## Exercise details
Give the material once more, word for word, without any images.

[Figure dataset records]
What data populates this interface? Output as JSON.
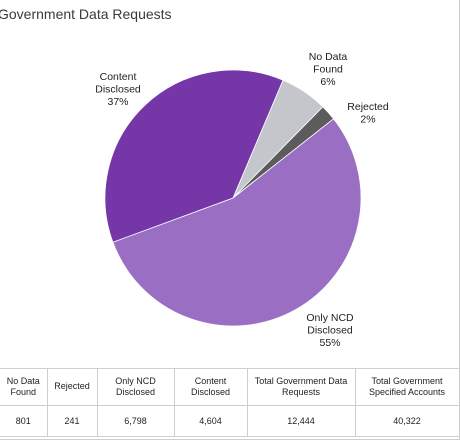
{
  "chart_data": {
    "type": "pie",
    "title": "Government Data Requests",
    "slices": [
      {
        "label_lines": [
          "No Data",
          "Found",
          "6%"
        ],
        "value": 6,
        "color": "#c4c6cc"
      },
      {
        "label_lines": [
          "Rejected",
          "2%"
        ],
        "value": 2,
        "color": "#5c5c5c"
      },
      {
        "label_lines": [
          "Only NCD",
          "Disclosed",
          "55%"
        ],
        "value": 55,
        "color": "#9a6fc3"
      },
      {
        "label_lines": [
          "Content",
          "Disclosed",
          "37%"
        ],
        "value": 37,
        "color": "#7536a8"
      }
    ]
  },
  "table": {
    "headers": [
      "No Data Found",
      "Rejected",
      "Only NCD Disclosed",
      "Content Disclosed",
      "Total Government Data Requests",
      "Total Government Specified Accounts"
    ],
    "values": [
      "801",
      "241",
      "6,798",
      "4,604",
      "12,444",
      "40,322"
    ]
  }
}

## Result of the exercise
What data populates this interface? Output as JSON.
{
  "chart_data": {
    "type": "pie",
    "title": "Government Data Requests",
    "slices": [
      {
        "label_lines": [
          "No Data",
          "Found",
          "6%"
        ],
        "value": 6,
        "color": "#c4c6cc"
      },
      {
        "label_lines": [
          "Rejected",
          "2%"
        ],
        "value": 2,
        "color": "#5c5c5c"
      },
      {
        "label_lines": [
          "Only NCD",
          "Disclosed",
          "55%"
        ],
        "value": 55,
        "color": "#9a6fc3"
      },
      {
        "label_lines": [
          "Content",
          "Disclosed",
          "37%"
        ],
        "value": 37,
        "color": "#7536a8"
      }
    ]
  },
  "table": {
    "headers": [
      "No Data Found",
      "Rejected",
      "Only NCD Disclosed",
      "Content Disclosed",
      "Total Government Data Requests",
      "Total Government Specified Accounts"
    ],
    "values": [
      "801",
      "241",
      "6,798",
      "4,604",
      "12,444",
      "40,322"
    ]
  }
}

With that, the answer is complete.